── Given data

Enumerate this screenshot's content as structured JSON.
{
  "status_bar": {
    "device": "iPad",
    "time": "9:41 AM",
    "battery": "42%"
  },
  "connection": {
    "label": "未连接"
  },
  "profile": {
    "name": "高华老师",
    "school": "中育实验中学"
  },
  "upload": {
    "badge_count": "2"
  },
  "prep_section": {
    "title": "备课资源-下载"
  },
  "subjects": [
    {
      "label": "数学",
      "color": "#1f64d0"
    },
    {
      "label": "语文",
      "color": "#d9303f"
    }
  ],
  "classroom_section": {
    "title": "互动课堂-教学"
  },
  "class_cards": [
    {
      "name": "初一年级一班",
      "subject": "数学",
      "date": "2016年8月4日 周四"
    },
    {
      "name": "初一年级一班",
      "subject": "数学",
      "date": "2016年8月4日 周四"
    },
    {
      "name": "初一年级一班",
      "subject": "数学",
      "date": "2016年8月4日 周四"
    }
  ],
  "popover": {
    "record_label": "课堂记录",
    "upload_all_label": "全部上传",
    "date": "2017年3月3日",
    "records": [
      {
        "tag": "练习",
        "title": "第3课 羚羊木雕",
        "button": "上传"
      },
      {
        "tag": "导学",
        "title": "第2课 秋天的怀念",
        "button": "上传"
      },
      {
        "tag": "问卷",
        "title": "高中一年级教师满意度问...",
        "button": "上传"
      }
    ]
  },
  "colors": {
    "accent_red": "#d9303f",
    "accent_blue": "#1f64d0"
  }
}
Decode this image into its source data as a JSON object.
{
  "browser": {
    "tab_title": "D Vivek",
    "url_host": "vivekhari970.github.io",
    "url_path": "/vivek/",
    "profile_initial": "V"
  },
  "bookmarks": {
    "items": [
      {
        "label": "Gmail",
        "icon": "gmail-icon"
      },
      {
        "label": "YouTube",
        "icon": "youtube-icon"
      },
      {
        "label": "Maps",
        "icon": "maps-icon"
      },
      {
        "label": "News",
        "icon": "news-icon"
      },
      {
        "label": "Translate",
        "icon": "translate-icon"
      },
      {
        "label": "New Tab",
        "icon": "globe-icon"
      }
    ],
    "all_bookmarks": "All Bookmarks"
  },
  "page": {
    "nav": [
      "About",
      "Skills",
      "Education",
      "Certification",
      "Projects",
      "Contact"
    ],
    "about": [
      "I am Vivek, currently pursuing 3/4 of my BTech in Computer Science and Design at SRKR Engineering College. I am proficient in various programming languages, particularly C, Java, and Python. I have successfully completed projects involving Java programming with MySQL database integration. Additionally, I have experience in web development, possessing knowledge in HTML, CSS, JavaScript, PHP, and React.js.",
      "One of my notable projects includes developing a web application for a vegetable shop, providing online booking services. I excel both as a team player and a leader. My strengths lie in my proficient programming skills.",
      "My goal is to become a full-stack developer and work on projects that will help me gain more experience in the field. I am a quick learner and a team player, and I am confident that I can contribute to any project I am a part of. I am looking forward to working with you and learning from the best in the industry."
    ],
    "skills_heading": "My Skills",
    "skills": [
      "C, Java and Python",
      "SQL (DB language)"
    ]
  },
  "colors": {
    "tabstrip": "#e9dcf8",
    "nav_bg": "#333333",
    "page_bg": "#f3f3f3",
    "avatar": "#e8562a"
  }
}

────

[Work to complete] Filter the entries down to the lines containing "Python". Copy each of those lines.

[Written reply]
      "I am Vivek, currently pursuing 3/4 of my BTech in Computer Science and Design at SRKR Engineering College. I am proficient in various programming languages, particularly C, Java, and Python. I have successfully completed projects involving Java programming with MySQL database integration. Additionally, I have experience in web development, possessing knowledge in HTML, CSS, JavaScript, PHP, and React.js.",
      "C, Java and Python",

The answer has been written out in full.